▼

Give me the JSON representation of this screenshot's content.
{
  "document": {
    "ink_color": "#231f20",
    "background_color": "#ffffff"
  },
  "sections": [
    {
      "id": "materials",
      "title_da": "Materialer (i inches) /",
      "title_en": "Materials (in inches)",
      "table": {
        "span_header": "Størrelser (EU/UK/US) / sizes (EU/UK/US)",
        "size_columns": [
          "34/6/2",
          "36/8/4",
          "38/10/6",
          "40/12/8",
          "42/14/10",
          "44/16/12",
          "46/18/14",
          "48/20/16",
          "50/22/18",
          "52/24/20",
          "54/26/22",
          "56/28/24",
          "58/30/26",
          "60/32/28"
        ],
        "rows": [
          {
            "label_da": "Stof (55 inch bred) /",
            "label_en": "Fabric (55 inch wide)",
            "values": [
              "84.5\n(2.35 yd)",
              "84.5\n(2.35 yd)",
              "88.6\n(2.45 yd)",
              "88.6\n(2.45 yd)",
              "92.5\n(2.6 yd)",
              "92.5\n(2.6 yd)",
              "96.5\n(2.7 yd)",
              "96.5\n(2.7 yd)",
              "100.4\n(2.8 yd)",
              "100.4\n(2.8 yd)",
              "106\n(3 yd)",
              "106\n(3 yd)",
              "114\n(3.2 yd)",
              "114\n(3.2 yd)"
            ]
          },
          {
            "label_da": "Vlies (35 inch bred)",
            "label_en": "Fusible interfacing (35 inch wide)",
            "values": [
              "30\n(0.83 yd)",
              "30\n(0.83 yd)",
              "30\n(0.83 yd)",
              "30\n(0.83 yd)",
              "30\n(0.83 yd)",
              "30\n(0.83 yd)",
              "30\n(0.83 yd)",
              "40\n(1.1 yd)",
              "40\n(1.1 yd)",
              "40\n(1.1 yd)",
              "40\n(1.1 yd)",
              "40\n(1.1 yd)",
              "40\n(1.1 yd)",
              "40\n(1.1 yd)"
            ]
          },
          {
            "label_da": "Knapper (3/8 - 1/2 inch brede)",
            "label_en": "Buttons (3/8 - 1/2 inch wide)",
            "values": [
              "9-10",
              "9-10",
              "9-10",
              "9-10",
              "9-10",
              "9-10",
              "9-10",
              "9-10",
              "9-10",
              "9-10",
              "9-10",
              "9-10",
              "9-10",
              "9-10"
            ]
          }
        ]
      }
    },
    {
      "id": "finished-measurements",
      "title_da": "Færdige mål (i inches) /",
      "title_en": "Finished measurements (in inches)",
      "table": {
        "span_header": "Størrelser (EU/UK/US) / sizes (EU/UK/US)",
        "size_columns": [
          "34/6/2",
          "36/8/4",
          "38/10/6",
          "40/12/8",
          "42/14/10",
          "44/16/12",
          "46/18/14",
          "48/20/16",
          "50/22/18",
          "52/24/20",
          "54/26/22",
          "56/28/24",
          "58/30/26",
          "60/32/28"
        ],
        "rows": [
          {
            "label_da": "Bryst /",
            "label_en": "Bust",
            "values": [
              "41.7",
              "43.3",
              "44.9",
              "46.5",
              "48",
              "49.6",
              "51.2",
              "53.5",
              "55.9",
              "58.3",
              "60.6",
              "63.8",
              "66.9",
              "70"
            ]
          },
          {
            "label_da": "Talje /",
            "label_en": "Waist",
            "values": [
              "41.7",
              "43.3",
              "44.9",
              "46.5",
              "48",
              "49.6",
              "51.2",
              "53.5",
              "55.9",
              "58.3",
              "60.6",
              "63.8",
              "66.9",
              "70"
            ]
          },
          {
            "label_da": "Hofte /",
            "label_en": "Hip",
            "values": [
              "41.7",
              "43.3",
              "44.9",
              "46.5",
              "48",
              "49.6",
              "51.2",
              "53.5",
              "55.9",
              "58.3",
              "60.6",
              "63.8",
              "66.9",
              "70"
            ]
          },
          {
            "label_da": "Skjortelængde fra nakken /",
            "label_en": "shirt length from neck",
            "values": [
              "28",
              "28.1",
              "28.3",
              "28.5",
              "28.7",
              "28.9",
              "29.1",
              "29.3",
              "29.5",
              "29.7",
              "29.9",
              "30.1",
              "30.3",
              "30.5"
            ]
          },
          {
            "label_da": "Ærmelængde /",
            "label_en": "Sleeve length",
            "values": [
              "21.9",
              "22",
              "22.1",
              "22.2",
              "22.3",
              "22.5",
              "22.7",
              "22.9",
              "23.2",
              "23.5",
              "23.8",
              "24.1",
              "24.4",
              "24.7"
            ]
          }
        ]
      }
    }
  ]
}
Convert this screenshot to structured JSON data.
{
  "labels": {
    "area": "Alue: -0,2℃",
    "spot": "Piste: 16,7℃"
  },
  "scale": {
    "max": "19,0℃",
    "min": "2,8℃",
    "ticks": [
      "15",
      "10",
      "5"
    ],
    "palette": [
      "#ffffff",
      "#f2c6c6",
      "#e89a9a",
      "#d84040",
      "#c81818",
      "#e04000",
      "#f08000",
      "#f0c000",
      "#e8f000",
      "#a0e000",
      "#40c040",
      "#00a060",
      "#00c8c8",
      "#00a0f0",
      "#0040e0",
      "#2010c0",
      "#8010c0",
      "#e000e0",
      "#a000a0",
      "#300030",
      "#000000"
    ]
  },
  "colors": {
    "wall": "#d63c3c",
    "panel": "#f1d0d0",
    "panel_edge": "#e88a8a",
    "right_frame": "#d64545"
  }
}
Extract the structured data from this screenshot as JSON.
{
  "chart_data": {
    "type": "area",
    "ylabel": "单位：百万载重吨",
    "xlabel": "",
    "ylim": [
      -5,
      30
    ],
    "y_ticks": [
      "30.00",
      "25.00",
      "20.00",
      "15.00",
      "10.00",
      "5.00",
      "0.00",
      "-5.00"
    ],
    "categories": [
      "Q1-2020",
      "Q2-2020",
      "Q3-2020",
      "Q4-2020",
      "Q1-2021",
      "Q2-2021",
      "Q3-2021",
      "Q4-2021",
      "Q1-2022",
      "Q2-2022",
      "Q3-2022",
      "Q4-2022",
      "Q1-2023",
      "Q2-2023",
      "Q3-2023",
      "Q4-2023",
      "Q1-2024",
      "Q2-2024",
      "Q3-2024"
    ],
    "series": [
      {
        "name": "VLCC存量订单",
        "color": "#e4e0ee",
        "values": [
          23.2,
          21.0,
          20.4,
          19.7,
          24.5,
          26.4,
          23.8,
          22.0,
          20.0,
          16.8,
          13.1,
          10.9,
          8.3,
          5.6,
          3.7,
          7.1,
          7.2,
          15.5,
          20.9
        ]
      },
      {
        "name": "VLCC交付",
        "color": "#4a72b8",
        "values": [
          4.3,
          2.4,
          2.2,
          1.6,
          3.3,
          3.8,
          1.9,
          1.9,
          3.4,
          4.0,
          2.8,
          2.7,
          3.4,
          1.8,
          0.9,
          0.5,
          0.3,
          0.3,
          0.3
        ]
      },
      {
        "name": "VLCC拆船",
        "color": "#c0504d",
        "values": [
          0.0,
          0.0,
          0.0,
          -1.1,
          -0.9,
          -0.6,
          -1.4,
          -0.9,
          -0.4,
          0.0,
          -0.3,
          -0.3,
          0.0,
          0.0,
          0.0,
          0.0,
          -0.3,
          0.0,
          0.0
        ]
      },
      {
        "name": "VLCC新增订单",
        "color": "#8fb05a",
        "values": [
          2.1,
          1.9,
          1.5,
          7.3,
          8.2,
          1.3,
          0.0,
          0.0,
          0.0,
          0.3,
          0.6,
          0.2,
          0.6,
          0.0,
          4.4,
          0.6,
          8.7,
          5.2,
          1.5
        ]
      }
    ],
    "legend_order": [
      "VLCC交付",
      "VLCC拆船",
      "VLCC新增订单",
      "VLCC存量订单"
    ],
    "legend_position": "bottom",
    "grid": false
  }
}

▲

• **Task**: Check the records above line by line and tally those holding the string "screenshot". Answer with the number only.

• **Answer to this exercise**: 3